[BEGIN DATA TO USE]
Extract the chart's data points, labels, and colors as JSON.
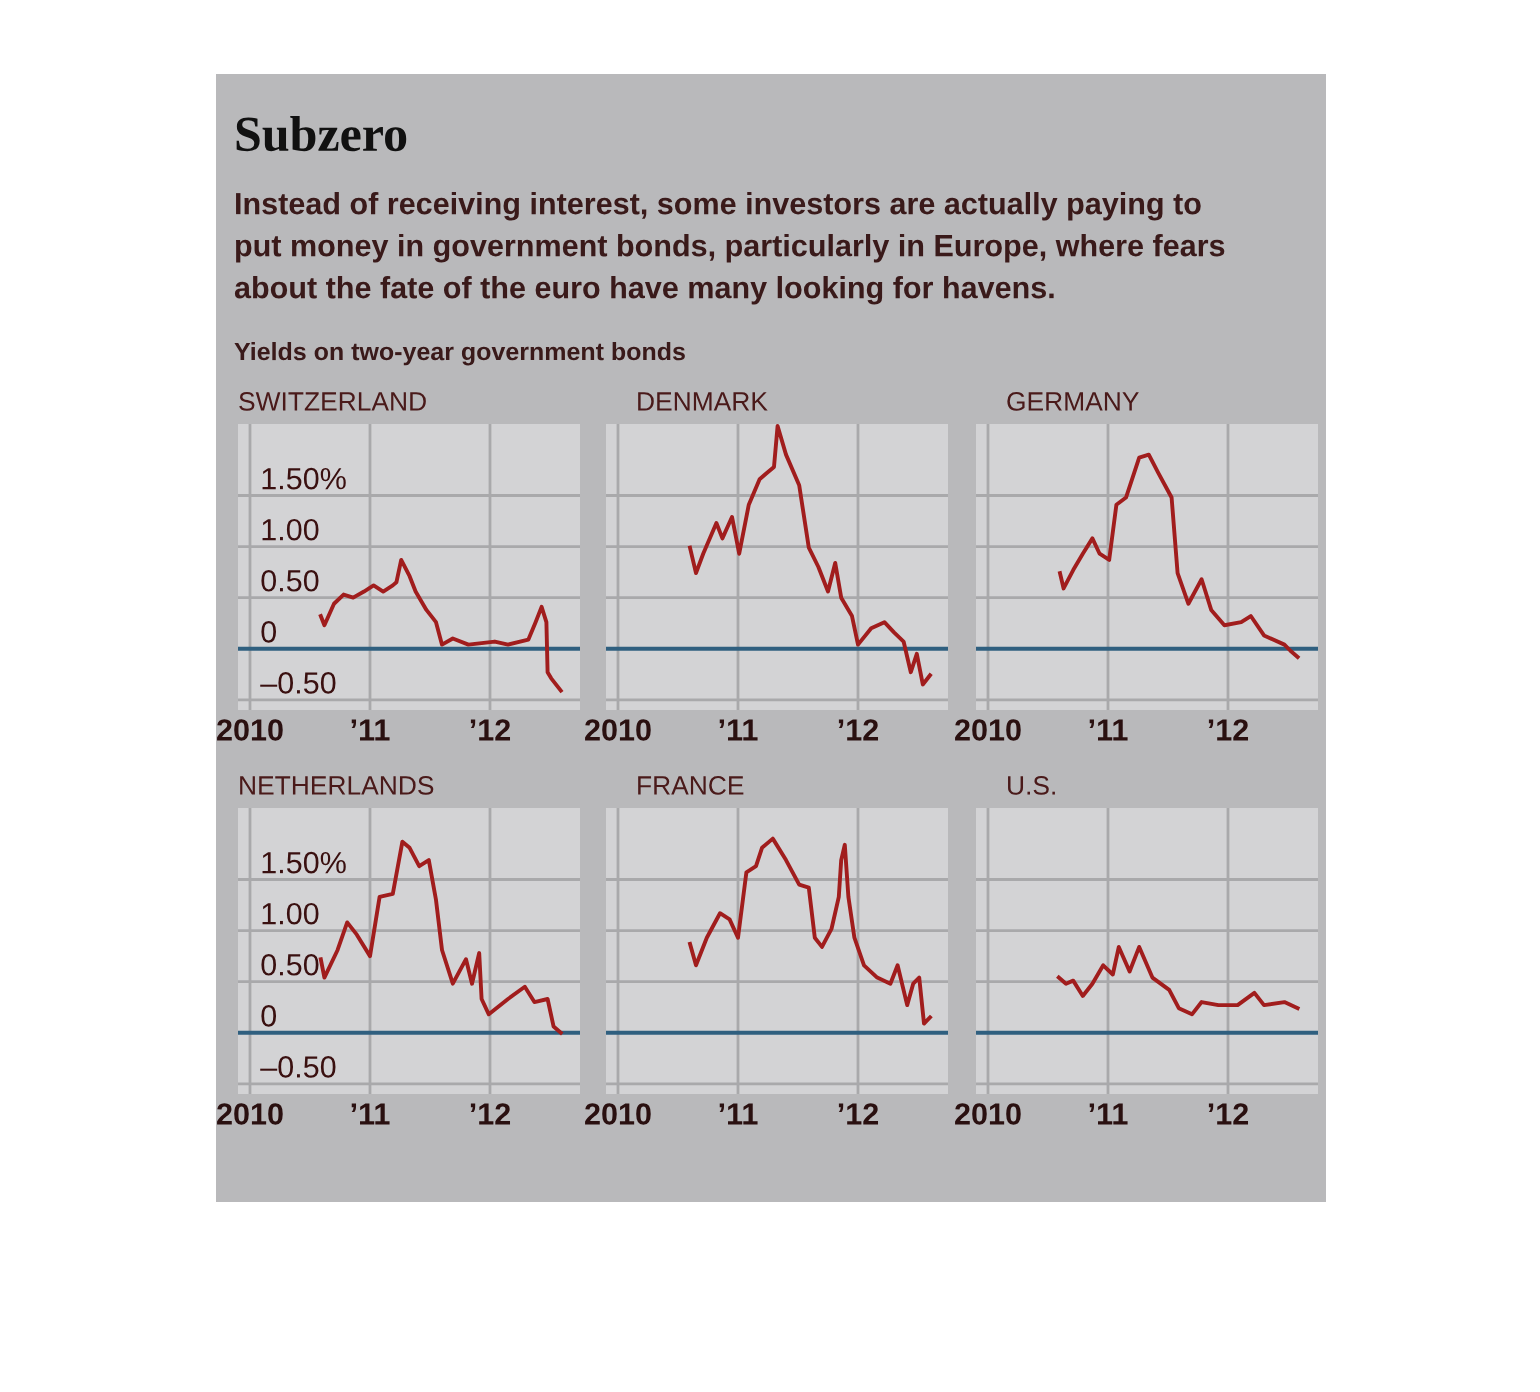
{
  "chart_data": [
    {
      "type": "line",
      "title": "SWITZERLAND",
      "annotations": [
        "Subzero",
        "Instead of receiving interest, some investors are actually paying to",
        "put money in government bonds, particularly in Europe, where fears",
        "about the fate of the euro have many looking for havens.",
        "Yields on two-year government bonds"
      ],
      "series": [
        {
          "color": "#a11d1d",
          "x": [
            2010.59,
            2010.62,
            2010.7,
            2010.78,
            2010.86,
            2010.95,
            2011.03,
            2011.11,
            2011.19,
            2011.22,
            2011.26,
            2011.33,
            2011.38,
            2011.47,
            2011.55,
            2011.6,
            2011.69,
            2011.82,
            2012.04,
            2012.15,
            2012.32,
            2012.38,
            2012.43,
            2012.47,
            2012.48,
            2012.51,
            2012.59
          ],
          "values": [
            0.32,
            0.23,
            0.44,
            0.53,
            0.5,
            0.56,
            0.62,
            0.56,
            0.62,
            0.65,
            0.87,
            0.71,
            0.56,
            0.38,
            0.26,
            0.04,
            0.1,
            0.04,
            0.07,
            0.04,
            0.09,
            0.26,
            0.41,
            0.26,
            -0.23,
            -0.29,
            -0.41
          ]
        }
      ],
      "xlim": [
        2009.9,
        2012.75
      ],
      "ylim": [
        -0.6,
        2.2
      ],
      "xticks": [
        {
          "value": 2010,
          "label": "2010"
        },
        {
          "value": 2011,
          "label": "’11"
        },
        {
          "value": 2012,
          "label": "’12"
        }
      ],
      "yticks": [
        {
          "value": -0.5,
          "label": "–0.50"
        },
        0,
        {
          "value": 0.5,
          "label": "0.50"
        },
        {
          "value": 1,
          "label": "1.00"
        },
        {
          "value": 1.5,
          "label": "1.50%"
        }
      ],
      "grid": true,
      "ref_lines": [
        {
          "axis": "y",
          "value": 0,
          "color": "#2f5f7f"
        }
      ]
    },
    {
      "type": "line",
      "title": "DENMARK",
      "series": [
        {
          "color": "#a11d1d",
          "x": [
            2010.6,
            2010.65,
            2010.71,
            2010.82,
            2010.87,
            2010.95,
            2011.01,
            2011.09,
            2011.18,
            2011.24,
            2011.3,
            2011.33,
            2011.4,
            2011.51,
            2011.59,
            2011.67,
            2011.75,
            2011.81,
            2011.86,
            2011.95,
            2012.0,
            2012.11,
            2012.22,
            2012.3,
            2012.38,
            2012.44,
            2012.49,
            2012.54,
            2012.6
          ],
          "values": [
            0.99,
            0.74,
            0.93,
            1.23,
            1.08,
            1.29,
            0.93,
            1.41,
            1.66,
            1.72,
            1.78,
            2.18,
            1.9,
            1.6,
            0.99,
            0.8,
            0.56,
            0.84,
            0.5,
            0.32,
            0.04,
            0.2,
            0.26,
            0.16,
            0.07,
            -0.23,
            -0.05,
            -0.35,
            -0.26
          ]
        }
      ],
      "xlim": [
        2009.9,
        2012.75
      ],
      "ylim": [
        -0.6,
        2.2
      ],
      "xticks": [
        {
          "value": 2010,
          "label": "2010"
        },
        {
          "value": 2011,
          "label": "’11"
        },
        {
          "value": 2012,
          "label": "’12"
        }
      ],
      "yticks": [
        -0.5,
        0,
        0.5,
        1,
        1.5
      ],
      "grid": true,
      "tick_labels": "x",
      "ref_lines": [
        {
          "axis": "y",
          "value": 0,
          "color": "#2f5f7f"
        }
      ]
    },
    {
      "type": "line",
      "title": "GERMANY",
      "series": [
        {
          "color": "#a11d1d",
          "x": [
            2010.6,
            2010.63,
            2010.71,
            2010.79,
            2010.87,
            2010.93,
            2011.01,
            2011.07,
            2011.15,
            2011.26,
            2011.34,
            2011.42,
            2011.53,
            2011.58,
            2011.67,
            2011.78,
            2011.86,
            2011.97,
            2012.11,
            2012.19,
            2012.3,
            2012.47,
            2012.52,
            2012.58
          ],
          "values": [
            0.74,
            0.59,
            0.77,
            0.93,
            1.08,
            0.93,
            0.87,
            1.41,
            1.48,
            1.87,
            1.9,
            1.72,
            1.48,
            0.74,
            0.44,
            0.68,
            0.38,
            0.23,
            0.26,
            0.32,
            0.13,
            0.04,
            -0.02,
            -0.08
          ]
        }
      ],
      "xlim": [
        2009.9,
        2012.75
      ],
      "ylim": [
        -0.6,
        2.2
      ],
      "xticks": [
        {
          "value": 2010,
          "label": "2010"
        },
        {
          "value": 2011,
          "label": "’11"
        },
        {
          "value": 2012,
          "label": "’12"
        }
      ],
      "yticks": [
        -0.5,
        0,
        0.5,
        1,
        1.5
      ],
      "grid": true,
      "tick_labels": "x",
      "ref_lines": [
        {
          "axis": "y",
          "value": 0,
          "color": "#2f5f7f"
        }
      ]
    },
    {
      "type": "line",
      "title": "NETHERLANDS",
      "series": [
        {
          "color": "#a11d1d",
          "x": [
            2010.59,
            2010.62,
            2010.73,
            2010.81,
            2010.89,
            2011.0,
            2011.08,
            2011.19,
            2011.27,
            2011.33,
            2011.41,
            2011.49,
            2011.55,
            2011.6,
            2011.69,
            2011.8,
            2011.85,
            2011.91,
            2011.93,
            2011.99,
            2012.15,
            2012.29,
            2012.37,
            2012.48,
            2012.53,
            2012.59
          ],
          "values": [
            0.72,
            0.54,
            0.81,
            1.08,
            0.96,
            0.75,
            1.33,
            1.36,
            1.87,
            1.81,
            1.63,
            1.69,
            1.3,
            0.81,
            0.48,
            0.72,
            0.48,
            0.78,
            0.33,
            0.18,
            0.33,
            0.45,
            0.3,
            0.33,
            0.06,
            0.0
          ]
        }
      ],
      "xlim": [
        2009.9,
        2012.75
      ],
      "ylim": [
        -0.6,
        2.2
      ],
      "xticks": [
        {
          "value": 2010,
          "label": "2010"
        },
        {
          "value": 2011,
          "label": "’11"
        },
        {
          "value": 2012,
          "label": "’12"
        }
      ],
      "yticks": [
        {
          "value": -0.5,
          "label": "–0.50"
        },
        0,
        {
          "value": 0.5,
          "label": "0.50"
        },
        {
          "value": 1,
          "label": "1.00"
        },
        {
          "value": 1.5,
          "label": "1.50%"
        }
      ],
      "grid": true,
      "ref_lines": [
        {
          "axis": "y",
          "value": 0,
          "color": "#2f5f7f"
        }
      ]
    },
    {
      "type": "line",
      "title": "FRANCE",
      "series": [
        {
          "color": "#a11d1d",
          "x": [
            2010.6,
            2010.65,
            2010.74,
            2010.85,
            2010.93,
            2011.0,
            2011.07,
            2011.15,
            2011.2,
            2011.29,
            2011.4,
            2011.51,
            2011.59,
            2011.64,
            2011.7,
            2011.78,
            2011.84,
            2011.86,
            2011.89,
            2011.92,
            2011.97,
            2012.05,
            2012.16,
            2012.27,
            2012.33,
            2012.41,
            2012.46,
            2012.51,
            2012.55,
            2012.6
          ],
          "values": [
            0.87,
            0.66,
            0.93,
            1.17,
            1.11,
            0.93,
            1.57,
            1.63,
            1.81,
            1.9,
            1.69,
            1.45,
            1.42,
            0.93,
            0.84,
            1.02,
            1.33,
            1.69,
            1.84,
            1.33,
            0.93,
            0.66,
            0.54,
            0.48,
            0.66,
            0.27,
            0.48,
            0.54,
            0.09,
            0.15
          ]
        }
      ],
      "xlim": [
        2009.9,
        2012.75
      ],
      "ylim": [
        -0.6,
        2.2
      ],
      "xticks": [
        {
          "value": 2010,
          "label": "2010"
        },
        {
          "value": 2011,
          "label": "’11"
        },
        {
          "value": 2012,
          "label": "’12"
        }
      ],
      "yticks": [
        -0.5,
        0,
        0.5,
        1,
        1.5
      ],
      "grid": true,
      "tick_labels": "x",
      "ref_lines": [
        {
          "axis": "y",
          "value": 0,
          "color": "#2f5f7f"
        }
      ]
    },
    {
      "type": "line",
      "title": "U.S.",
      "series": [
        {
          "color": "#a11d1d",
          "x": [
            2010.59,
            2010.65,
            2010.71,
            2010.79,
            2010.87,
            2010.96,
            2011.04,
            2011.09,
            2011.18,
            2011.26,
            2011.37,
            2011.51,
            2011.59,
            2011.7,
            2011.78,
            2011.92,
            2012.08,
            2012.22,
            2012.3,
            2012.47,
            2012.58
          ],
          "values": [
            0.54,
            0.48,
            0.51,
            0.36,
            0.48,
            0.66,
            0.57,
            0.84,
            0.6,
            0.84,
            0.54,
            0.42,
            0.24,
            0.18,
            0.3,
            0.27,
            0.27,
            0.39,
            0.27,
            0.3,
            0.24
          ]
        }
      ],
      "xlim": [
        2009.9,
        2012.75
      ],
      "ylim": [
        -0.6,
        2.2
      ],
      "xticks": [
        {
          "value": 2010,
          "label": "2010"
        },
        {
          "value": 2011,
          "label": "’11"
        },
        {
          "value": 2012,
          "label": "’12"
        }
      ],
      "yticks": [
        -0.5,
        0,
        0.5,
        1,
        1.5
      ],
      "grid": true,
      "tick_labels": "x",
      "ref_lines": [
        {
          "axis": "y",
          "value": 0,
          "color": "#2f5f7f"
        }
      ]
    }
  ]
}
[END DATA TO USE]
- SET EXERCISE -
The required answer is a single number: the count of lines in the entries that hold the string "title".

- WRITTEN REPLY -
6